■ REQUIREMENT ■
Retype the whole listing below, character for character.

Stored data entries
↓
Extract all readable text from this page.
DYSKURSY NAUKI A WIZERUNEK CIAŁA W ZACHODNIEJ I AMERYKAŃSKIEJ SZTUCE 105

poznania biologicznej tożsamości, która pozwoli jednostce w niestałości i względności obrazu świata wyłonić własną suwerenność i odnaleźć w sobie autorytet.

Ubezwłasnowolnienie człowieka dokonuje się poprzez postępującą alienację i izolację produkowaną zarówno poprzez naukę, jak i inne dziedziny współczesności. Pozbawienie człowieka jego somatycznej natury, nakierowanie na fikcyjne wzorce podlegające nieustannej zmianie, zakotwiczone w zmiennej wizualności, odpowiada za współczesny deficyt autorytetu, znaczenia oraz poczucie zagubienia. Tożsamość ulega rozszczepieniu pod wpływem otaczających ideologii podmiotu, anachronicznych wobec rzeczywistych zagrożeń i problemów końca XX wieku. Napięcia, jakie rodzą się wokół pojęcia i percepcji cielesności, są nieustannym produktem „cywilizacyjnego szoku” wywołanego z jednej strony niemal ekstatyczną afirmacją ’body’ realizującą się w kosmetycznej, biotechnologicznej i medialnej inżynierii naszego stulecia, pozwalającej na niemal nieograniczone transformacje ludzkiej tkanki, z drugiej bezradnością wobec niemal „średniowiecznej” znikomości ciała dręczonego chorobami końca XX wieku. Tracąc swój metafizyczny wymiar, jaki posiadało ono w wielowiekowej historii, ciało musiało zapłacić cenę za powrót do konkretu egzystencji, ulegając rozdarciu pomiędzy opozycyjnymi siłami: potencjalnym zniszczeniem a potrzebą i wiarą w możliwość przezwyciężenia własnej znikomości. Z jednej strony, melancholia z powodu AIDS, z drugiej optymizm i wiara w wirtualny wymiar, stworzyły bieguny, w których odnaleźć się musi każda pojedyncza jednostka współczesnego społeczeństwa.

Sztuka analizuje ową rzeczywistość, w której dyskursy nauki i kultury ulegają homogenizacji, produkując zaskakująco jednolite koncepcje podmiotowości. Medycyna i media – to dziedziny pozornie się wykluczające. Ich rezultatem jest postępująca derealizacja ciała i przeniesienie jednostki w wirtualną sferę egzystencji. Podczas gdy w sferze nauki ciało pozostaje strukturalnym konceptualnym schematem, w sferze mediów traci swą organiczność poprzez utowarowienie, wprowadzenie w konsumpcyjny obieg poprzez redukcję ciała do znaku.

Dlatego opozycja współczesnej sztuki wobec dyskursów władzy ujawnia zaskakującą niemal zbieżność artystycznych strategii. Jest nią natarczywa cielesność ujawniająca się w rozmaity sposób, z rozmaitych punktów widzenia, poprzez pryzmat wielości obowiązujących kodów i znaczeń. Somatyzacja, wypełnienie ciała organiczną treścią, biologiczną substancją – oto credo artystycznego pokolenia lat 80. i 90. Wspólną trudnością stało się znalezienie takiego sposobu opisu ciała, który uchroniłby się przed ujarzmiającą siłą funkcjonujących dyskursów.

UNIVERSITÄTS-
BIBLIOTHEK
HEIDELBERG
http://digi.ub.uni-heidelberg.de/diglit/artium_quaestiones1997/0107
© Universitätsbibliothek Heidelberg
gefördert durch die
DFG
↑
■ RESULT ■
Extract all readable text from this page.
DYSKURSY NAUKI A WIZERUNEK CIAŁA W ZACHODNIEJ I AMERYKAŃSKIEJ SZTUCE 105

poznania biologicznej tożsamości, która pozwoli jednostce w niestałości i względności obrazu świata wyłonić własną suwerenność i odnaleźć w sobie autorytet.

Ubezwłasnowolnienie człowieka dokonuje się poprzez postępującą alienację i izolację produkowaną zarówno poprzez naukę, jak i inne dziedziny współczesności. Pozbawienie człowieka jego somatycznej natury, nakierowanie na fikcyjne wzorce podlegające nieustannej zmianie, zakotwiczone w zmiennej wizualności, odpowiada za współczesny deficyt autorytetu, znaczenia oraz poczucie zagubienia. Tożsamość ulega rozszczepieniu pod wpływem otaczających ideologii podmiotu, anachronicznych wobec rzeczywistych zagrożeń i problemów końca XX wieku. Napięcia, jakie rodzą się wokół pojęcia i percepcji cielesności, są nieustannym produktem „cywilizacyjnego szoku” wywołanego z jednej strony niemal ekstatyczną afirmacją ’body’ realizującą się w kosmetycznej, biotechnologicznej i medialnej inżynierii naszego stulecia, pozwalającej na niemal nieograniczone transformacje ludzkiej tkanki, z drugiej bezradnością wobec niemal „średniowiecznej” znikomości ciała dręczonego chorobami końca XX wieku. Tracąc swój metafizyczny wymiar, jaki posiadało ono w wielowiekowej historii, ciało musiało zapłacić cenę za powrót do konkretu egzystencji, ulegając rozdarciu pomiędzy opozycyjnymi siłami: potencjalnym zniszczeniem a potrzebą i wiarą w możliwość przezwyciężenia własnej znikomości. Z jednej strony, melancholia z powodu AIDS, z drugiej optymizm i wiara w wirtualny wymiar, stworzyły bieguny, w których odnaleźć się musi każda pojedyncza jednostka współczesnego społeczeństwa.

Sztuka analizuje ową rzeczywistość, w której dyskursy nauki i kultury ulegają homogenizacji, produkując zaskakująco jednolite koncepcje podmiotowości. Medycyna i media – to dziedziny pozornie się wykluczające. Ich rezultatem jest postępująca derealizacja ciała i przeniesienie jednostki w wirtualną sferę egzystencji. Podczas gdy w sferze nauki ciało pozostaje strukturalnym konceptualnym schematem, w sferze mediów traci swą organiczność poprzez utowarowienie, wprowadzenie w konsumpcyjny obieg poprzez redukcję ciała do znaku.

Dlatego opozycja współczesnej sztuki wobec dyskursów władzy ujawnia zaskakującą niemal zbieżność artystycznych strategii. Jest nią natarczywa cielesność ujawniająca się w rozmaity sposób, z rozmaitych punktów widzenia, poprzez pryzmat wielości obowiązujących kodów i znaczeń. Somatyzacja, wypełnienie ciała organiczną treścią, biologiczną substancją – oto credo artystycznego pokolenia lat 80. i 90. Wspólną trudnością stało się znalezienie takiego sposobu opisu ciała, który uchroniłby się przed ujarzmiającą siłą funkcjonujących dyskursów.

UNIVERSITÄTS-
BIBLIOTHEK
HEIDELBERG
http://digi.ub.uni-heidelberg.de/diglit/artium_quaestiones1997/0107
© Universitätsbibliothek Heidelberg
gefördert durch die
DFG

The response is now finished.